— The problem —
Quote all of the data that follows exactly as written, skipping the images.

— Records provided —
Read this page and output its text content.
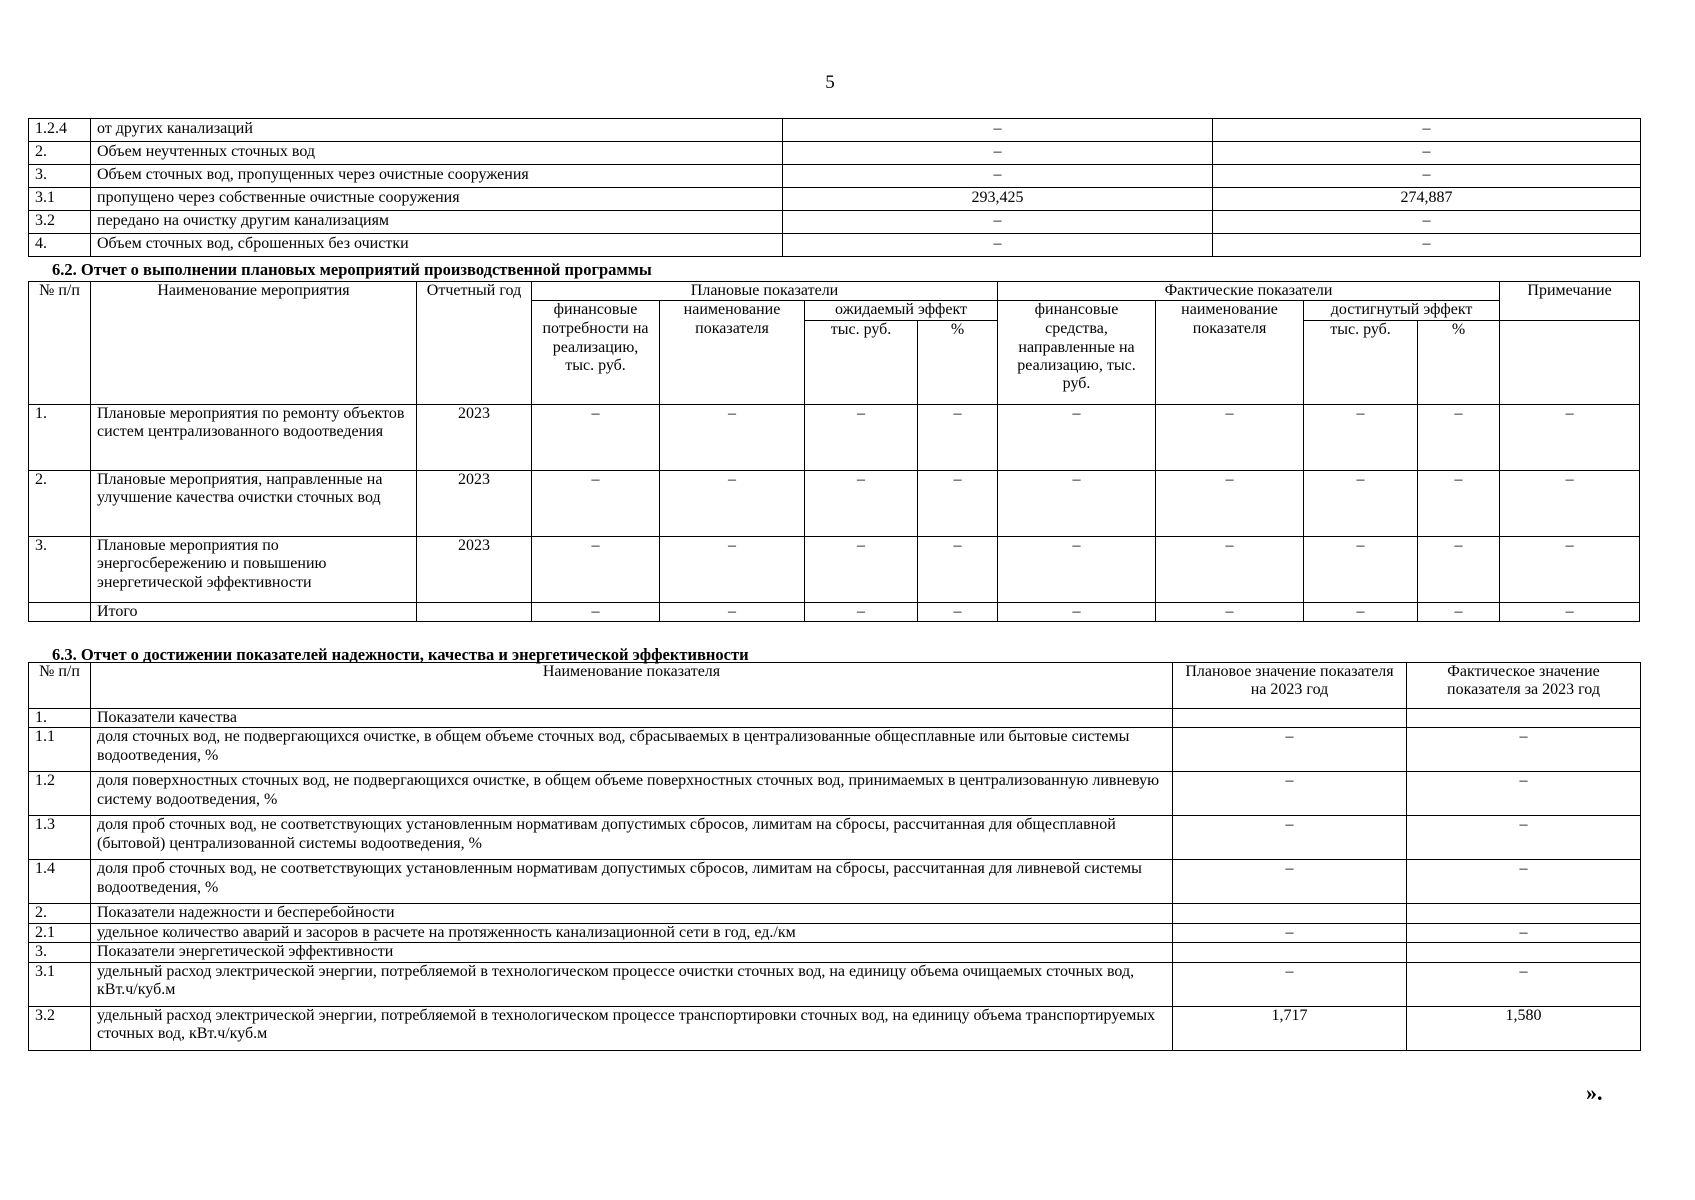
5
1.2.4	от других канализаций	–	–
2.	Объем неучтенных сточных вод	–	–
3.	Объем сточных вод, пропущенных через очистные сооружения	–	–
3.1	пропущено через собственные очистные сооружения	293,425	274,887
3.2	передано на очистку другим канализациям	–	–
4.	Объем сточных вод, сброшенных без очистки	–	–
6.2. Отчет о выполнении плановых мероприятий производственной программы
№ п/п	Наименование мероприятия	Отчетный год	Плановые показатели				Фактические показатели				Примечание
			финансовые	наименование	ожидаемый эффект		финансовые	наименование	достигнутый эффект		
			потребности на реализацию, тыс. руб.	показателя	тыс. руб.	%	средства, направленные на реализацию, тыс. руб.	показателя	тыс. руб.	%	
1.	Плановые мероприятия по ремонту объектов систем централизованного водоотведения	2023	–	–	–	–	–	–	–	–	–
2.	Плановые мероприятия, направленные на улучшение качества очистки сточных вод	2023	–	–	–	–	–	–	–	–	–
3.	Плановые мероприятия по энергосбережению и повышению энергетической эффективности	2023	–	–	–	–	–	–	–	–	–
	Итого		–	–	–	–	–	–	–	–	–
6.3. Отчет о достижении показателей надежности, качества и энергетической эффективности
№ п/п	Наименование показателя	Плановое значение показателя на 2023 год	Фактическое значение показателя за 2023 год
1.	Показатели качества		
1.1	доля сточных вод, не подвергающихся очистке, в общем объеме сточных вод, сбрасываемых в централизованные общесплавные или бытовые системы водоотведения, %	–	–
1.2	доля поверхностных сточных вод, не подвергающихся очистке, в общем объеме поверхностных сточных вод, принимаемых в централизованную ливневую систему водоотведения, %	–	–
1.3	доля проб сточных вод, не соответствующих установленным нормативам допустимых сбросов, лимитам на сбросы, рассчитанная для общесплавной (бытовой) централизованной системы водоотведения, %	–	–
1.4	доля проб сточных вод, не соответствующих установленным нормативам допустимых сбросов, лимитам на сбросы, рассчитанная для ливневой системы водоотведения, %	–	–
2.	Показатели надежности и бесперебойности		
2.1	удельное количество аварий и засоров в расчете на протяженность канализационной сети в год, ед./км	–	–
3.	Показатели энергетической эффективности		
3.1	удельный расход электрической энергии, потребляемой в технологическом процессе очистки сточных вод, на единицу объема очищаемых сточных вод, кВт.ч/куб.м	–	–
3.2	удельный расход электрической энергии, потребляемой в технологическом процессе транспортировки сточных вод, на единицу объема транспортируемых сточных вод, кВт.ч/куб.м	1,717	1,580
».
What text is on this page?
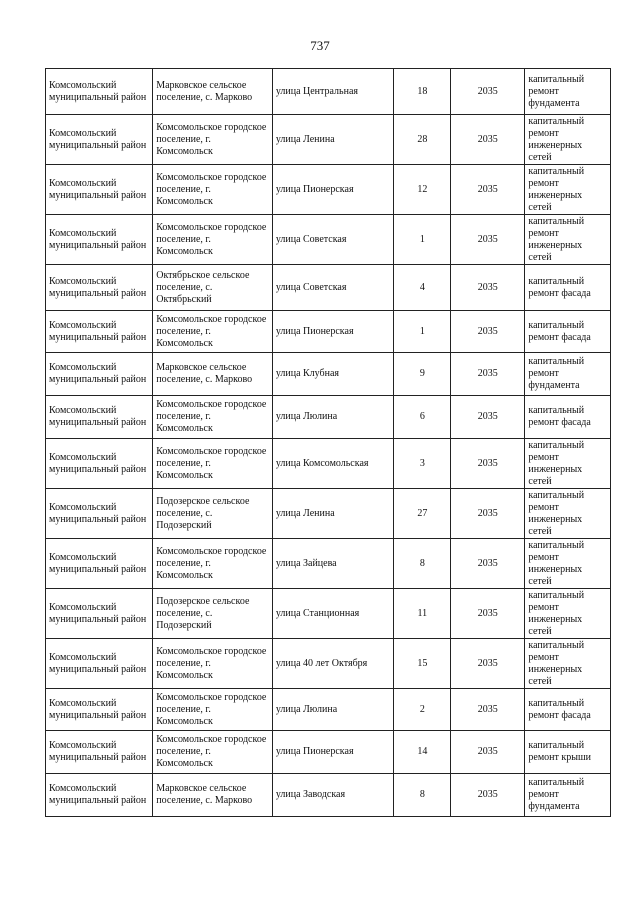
737
Комсомольский муниципальный район	Марковское сельское поселение, с. Марково	улица Центральная	18	2035	капитальный ремонт фундамента
Комсомольский муниципальный район	Комсомольское городское поселение, г. Комсомольск	улица Ленина	28	2035	капитальный ремонт инженерных сетей
Комсомольский муниципальный район	Комсомольское городское поселение, г. Комсомольск	улица Пионерская	12	2035	капитальный ремонт инженерных сетей
Комсомольский муниципальный район	Комсомольское городское поселение, г. Комсомольск	улица Советская	1	2035	капитальный ремонт инженерных сетей
Комсомольский муниципальный район	Октябрьское сельское поселение, с. Октябрьский	улица Советская	4	2035	капитальный ремонт фасада
Комсомольский муниципальный район	Комсомольское городское поселение, г. Комсомольск	улица Пионерская	1	2035	капитальный ремонт фасада
Комсомольский муниципальный район	Марковское сельское поселение, с. Марково	улица Клубная	9	2035	капитальный ремонт фундамента
Комсомольский муниципальный район	Комсомольское городское поселение, г. Комсомольск	улица Люлина	6	2035	капитальный ремонт фасада
Комсомольский муниципальный район	Комсомольское городское поселение, г. Комсомольск	улица Комсомольская	3	2035	капитальный ремонт инженерных сетей
Комсомольский муниципальный район	Подозерское сельское поселение, с. Подозерский	улица Ленина	27	2035	капитальный ремонт инженерных сетей
Комсомольский муниципальный район	Комсомольское городское поселение, г. Комсомольск	улица Зайцева	8	2035	капитальный ремонт инженерных сетей
Комсомольский муниципальный район	Подозерское сельское поселение, с. Подозерский	улица Станционная	11	2035	капитальный ремонт инженерных сетей
Комсомольский муниципальный район	Комсомольское городское поселение, г. Комсомольск	улица 40 лет Октября	15	2035	капитальный ремонт инженерных сетей
Комсомольский муниципальный район	Комсомольское городское поселение, г. Комсомольск	улица Люлина	2	2035	капитальный ремонт фасада
Комсомольский муниципальный район	Комсомольское городское поселение, г. Комсомольск	улица Пионерская	14	2035	капитальный ремонт крыши
Комсомольский муниципальный район	Марковское сельское поселение, с. Марково	улица Заводская	8	2035	капитальный ремонт фундамента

— Problem solution —
Read this page and output its text content.
5
1.2.4	от других канализаций	–	–
2.	Объем неучтенных сточных вод	–	–
3.	Объем сточных вод, пропущенных через очистные сооружения	–	–
3.1	пропущено через собственные очистные сооружения	293,425	274,887
3.2	передано на очистку другим канализациям	–	–
4.	Объем сточных вод, сброшенных без очистки	–	–
6.2. Отчет о выполнении плановых мероприятий производственной программы
№ п/п	Наименование мероприятия	Отчетный год	Плановые показатели				Фактические показатели				Примечание
			финансовые	наименование	ожидаемый эффект		финансовые	наименование	достигнутый эффект		
			потребности на реализацию, тыс. руб.	показателя	тыс. руб.	%	средства, направленные на реализацию, тыс. руб.	показателя	тыс. руб.	%	
1.	Плановые мероприятия по ремонту объектов систем централизованного водоотведения	2023	–	–	–	–	–	–	–	–	–
2.	Плановые мероприятия, направленные на улучшение качества очистки сточных вод	2023	–	–	–	–	–	–	–	–	–
3.	Плановые мероприятия по энергосбережению и повышению энергетической эффективности	2023	–	–	–	–	–	–	–	–	–
	Итого		–	–	–	–	–	–	–	–	–
6.3. Отчет о достижении показателей надежности, качества и энергетической эффективности
№ п/п	Наименование показателя	Плановое значение показателя на 2023 год	Фактическое значение показателя за 2023 год
1.	Показатели качества		
1.1	доля сточных вод, не подвергающихся очистке, в общем объеме сточных вод, сбрасываемых в централизованные общесплавные или бытовые системы водоотведения, %	–	–
1.2	доля поверхностных сточных вод, не подвергающихся очистке, в общем объеме поверхностных сточных вод, принимаемых в централизованную ливневую систему водоотведения, %	–	–
1.3	доля проб сточных вод, не соответствующих установленным нормативам допустимых сбросов, лимитам на сбросы, рассчитанная для общесплавной (бытовой) централизованной системы водоотведения, %	–	–
1.4	доля проб сточных вод, не соответствующих установленным нормативам допустимых сбросов, лимитам на сбросы, рассчитанная для ливневой системы водоотведения, %	–	–
2.	Показатели надежности и бесперебойности		
2.1	удельное количество аварий и засоров в расчете на протяженность канализационной сети в год, ед./км	–	–
3.	Показатели энергетической эффективности		
3.1	удельный расход электрической энергии, потребляемой в технологическом процессе очистки сточных вод, на единицу объема очищаемых сточных вод, кВт.ч/куб.м	–	–
3.2	удельный расход электрической энергии, потребляемой в технологическом процессе транспортировки сточных вод, на единицу объема транспортируемых сточных вод, кВт.ч/куб.м	1,717	1,580
».
What text is on this page?
737
Комсомольский муниципальный район	Марковское сельское поселение, с. Марково	улица Центральная	18	2035	капитальный ремонт фундамента
Комсомольский муниципальный район	Комсомольское городское поселение, г. Комсомольск	улица Ленина	28	2035	капитальный ремонт инженерных сетей
Комсомольский муниципальный район	Комсомольское городское поселение, г. Комсомольск	улица Пионерская	12	2035	капитальный ремонт инженерных сетей
Комсомольский муниципальный район	Комсомольское городское поселение, г. Комсомольск	улица Советская	1	2035	капитальный ремонт инженерных сетей
Комсомольский муниципальный район	Октябрьское сельское поселение, с. Октябрьский	улица Советская	4	2035	капитальный ремонт фасада
Комсомольский муниципальный район	Комсомольское городское поселение, г. Комсомольск	улица Пионерская	1	2035	капитальный ремонт фасада
Комсомольский муниципальный район	Марковское сельское поселение, с. Марково	улица Клубная	9	2035	капитальный ремонт фундамента
Комсомольский муниципальный район	Комсомольское городское поселение, г. Комсомольск	улица Люлина	6	2035	капитальный ремонт фасада
Комсомольский муниципальный район	Комсомольское городское поселение, г. Комсомольск	улица Комсомольская	3	2035	капитальный ремонт инженерных сетей
Комсомольский муниципальный район	Подозерское сельское поселение, с. Подозерский	улица Ленина	27	2035	капитальный ремонт инженерных сетей
Комсомольский муниципальный район	Комсомольское городское поселение, г. Комсомольск	улица Зайцева	8	2035	капитальный ремонт инженерных сетей
Комсомольский муниципальный район	Подозерское сельское поселение, с. Подозерский	улица Станционная	11	2035	капитальный ремонт инженерных сетей
Комсомольский муниципальный район	Комсомольское городское поселение, г. Комсомольск	улица 40 лет Октября	15	2035	капитальный ремонт инженерных сетей
Комсомольский муниципальный район	Комсомольское городское поселение, г. Комсомольск	улица Люлина	2	2035	капитальный ремонт фасада
Комсомольский муниципальный район	Комсомольское городское поселение, г. Комсомольск	улица Пионерская	14	2035	капитальный ремонт крыши
Комсомольский муниципальный район	Марковское сельское поселение, с. Марково	улица Заводская	8	2035	капитальный ремонт фундамента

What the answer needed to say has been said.